> Zitierter Auszug:

Polizeibrutalität Little Brother is watching you
Als am 3. März 1991 der Afroamerikaner Rodney King unter den Stockhieben einer Gruppe von Polizisten zu Boden ging, wurde das von einem Augenzeugen per Videokamera festgehalten. Er gab das Band an mehrere TV-Sender weiter. Die Veröffentlichung der Bänder schrieb Geschichte: Es begann zu brodeln im südlichen Los Angeles, bis sich rund ein Jahr darauf der wachsende Unmut über den vermeintlich rein rassistischen Übergriff in Unruhen entlud, die mindestens 53 Menschen das Leben kosteten.

> Aufgaben:
**a.** Übertragen Sie den Satz „Er gab das Band an mehrere TV-Sender weiter.“ aus dem Auszug ins Englische.
**b.** Erläutern Sie anhand des Auszugs, weshalb die Veröffentlichung der Bänder Geschichte schrieb.
**c.** Geben Sie den Auszug von „Polizeibrutalität Little Brother“ bis einschließlich „das Leben kosteten.“ wortgetreu wieder.
Für die Bearbeitung sind die Datensätze ohne Bedeutung.

Datensätze aus einer Datensammlung:

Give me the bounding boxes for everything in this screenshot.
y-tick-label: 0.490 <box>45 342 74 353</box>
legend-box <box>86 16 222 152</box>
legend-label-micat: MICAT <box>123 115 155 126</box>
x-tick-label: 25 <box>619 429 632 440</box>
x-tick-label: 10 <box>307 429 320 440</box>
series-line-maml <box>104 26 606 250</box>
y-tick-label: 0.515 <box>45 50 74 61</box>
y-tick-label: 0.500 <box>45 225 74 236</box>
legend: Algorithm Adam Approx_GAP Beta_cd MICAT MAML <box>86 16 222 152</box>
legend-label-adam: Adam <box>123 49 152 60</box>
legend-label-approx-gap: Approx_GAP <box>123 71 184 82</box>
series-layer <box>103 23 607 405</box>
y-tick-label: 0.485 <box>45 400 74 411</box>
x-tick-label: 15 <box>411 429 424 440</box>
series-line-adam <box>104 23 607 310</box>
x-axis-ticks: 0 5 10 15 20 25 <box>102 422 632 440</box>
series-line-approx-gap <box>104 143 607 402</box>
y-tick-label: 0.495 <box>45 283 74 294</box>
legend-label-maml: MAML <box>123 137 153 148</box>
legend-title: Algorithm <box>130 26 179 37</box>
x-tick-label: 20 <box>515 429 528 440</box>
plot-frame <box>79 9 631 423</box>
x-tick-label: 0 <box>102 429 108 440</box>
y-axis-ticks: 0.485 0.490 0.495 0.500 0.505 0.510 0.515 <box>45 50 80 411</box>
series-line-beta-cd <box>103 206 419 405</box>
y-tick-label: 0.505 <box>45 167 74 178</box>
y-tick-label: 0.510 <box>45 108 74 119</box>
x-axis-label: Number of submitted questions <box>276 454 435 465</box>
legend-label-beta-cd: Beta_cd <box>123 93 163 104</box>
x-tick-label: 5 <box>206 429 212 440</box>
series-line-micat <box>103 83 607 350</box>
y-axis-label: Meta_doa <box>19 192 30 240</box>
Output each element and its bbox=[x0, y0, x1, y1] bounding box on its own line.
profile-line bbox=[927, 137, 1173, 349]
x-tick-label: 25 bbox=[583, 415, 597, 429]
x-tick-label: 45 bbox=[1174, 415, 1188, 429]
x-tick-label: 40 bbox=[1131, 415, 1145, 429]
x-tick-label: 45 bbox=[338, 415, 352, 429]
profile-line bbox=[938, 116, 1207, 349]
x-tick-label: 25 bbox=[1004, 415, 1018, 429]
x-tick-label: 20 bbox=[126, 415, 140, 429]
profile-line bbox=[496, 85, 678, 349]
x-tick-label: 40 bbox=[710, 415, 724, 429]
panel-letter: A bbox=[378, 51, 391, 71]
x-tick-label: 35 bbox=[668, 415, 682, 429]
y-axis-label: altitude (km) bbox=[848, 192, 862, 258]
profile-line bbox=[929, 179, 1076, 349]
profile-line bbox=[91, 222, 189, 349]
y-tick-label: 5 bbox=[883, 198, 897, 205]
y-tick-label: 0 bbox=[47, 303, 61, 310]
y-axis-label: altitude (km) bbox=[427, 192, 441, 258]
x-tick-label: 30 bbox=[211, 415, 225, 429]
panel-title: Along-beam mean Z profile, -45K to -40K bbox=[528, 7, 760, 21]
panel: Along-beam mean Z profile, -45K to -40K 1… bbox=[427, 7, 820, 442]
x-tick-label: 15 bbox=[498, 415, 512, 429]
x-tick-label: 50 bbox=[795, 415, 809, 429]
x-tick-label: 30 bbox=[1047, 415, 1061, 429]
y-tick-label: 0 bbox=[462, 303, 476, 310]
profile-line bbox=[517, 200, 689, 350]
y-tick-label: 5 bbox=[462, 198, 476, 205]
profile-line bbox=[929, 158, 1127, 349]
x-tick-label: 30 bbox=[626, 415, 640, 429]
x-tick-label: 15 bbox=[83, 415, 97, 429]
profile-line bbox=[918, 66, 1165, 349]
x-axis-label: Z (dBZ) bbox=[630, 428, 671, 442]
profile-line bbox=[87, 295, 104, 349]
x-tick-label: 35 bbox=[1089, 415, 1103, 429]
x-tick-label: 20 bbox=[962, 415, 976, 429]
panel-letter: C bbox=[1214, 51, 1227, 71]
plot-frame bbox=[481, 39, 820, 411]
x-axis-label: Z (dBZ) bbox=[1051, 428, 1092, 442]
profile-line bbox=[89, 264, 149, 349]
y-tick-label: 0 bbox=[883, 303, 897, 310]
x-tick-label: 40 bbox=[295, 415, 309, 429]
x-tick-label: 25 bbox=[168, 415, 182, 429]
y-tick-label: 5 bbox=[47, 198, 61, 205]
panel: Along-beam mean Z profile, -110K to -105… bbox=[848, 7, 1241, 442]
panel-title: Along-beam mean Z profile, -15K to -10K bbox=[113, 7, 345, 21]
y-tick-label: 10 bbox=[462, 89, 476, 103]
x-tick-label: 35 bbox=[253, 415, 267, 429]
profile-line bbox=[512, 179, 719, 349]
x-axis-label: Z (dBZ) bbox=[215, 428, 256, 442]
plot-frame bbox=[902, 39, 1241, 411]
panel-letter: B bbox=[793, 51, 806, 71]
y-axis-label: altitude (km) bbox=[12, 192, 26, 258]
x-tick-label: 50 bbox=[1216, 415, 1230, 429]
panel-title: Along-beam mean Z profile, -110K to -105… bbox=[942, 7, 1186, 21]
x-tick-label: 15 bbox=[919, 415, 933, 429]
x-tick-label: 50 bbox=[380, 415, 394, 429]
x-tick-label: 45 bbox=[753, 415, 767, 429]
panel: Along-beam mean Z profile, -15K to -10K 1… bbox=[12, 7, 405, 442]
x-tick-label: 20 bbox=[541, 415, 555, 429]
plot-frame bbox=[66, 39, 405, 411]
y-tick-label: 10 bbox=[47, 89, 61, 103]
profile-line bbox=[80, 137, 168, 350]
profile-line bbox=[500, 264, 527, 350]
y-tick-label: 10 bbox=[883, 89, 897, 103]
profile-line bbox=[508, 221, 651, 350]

> Lösungen:
**a.** He passed the tape on to several TV stations.

**b.** Nach der Veröffentlichung begann es im südlichen Los Angeles zu brodeln. Rund ein Jahr später entlud sich der wachsende Unmut über den vermeintlich rein rassistischen Übergriff in Unruhen, die mindestens 53 Menschen das Leben kosteten.

**c.**
Polizeibrutalität Little Brother is watching you
Als am 3. März 1991 der Afroamerikaner Rodney King unter den Stockhieben einer Gruppe von Polizisten zu Boden ging, wurde das von einem Augenzeugen per Videokamera festgehalten. Er gab das Band an mehrere TV-Sender weiter. Die Veröffentlichung der Bänder schrieb Geschichte: Es begann zu brodeln im südlichen Los Angeles, bis sich rund ein Jahr darauf der wachsende Unmut über den vermeintlich rein rassistischen Übergriff in Unruhen entlud, die mindestens 53 Menschen das Leben kosteten.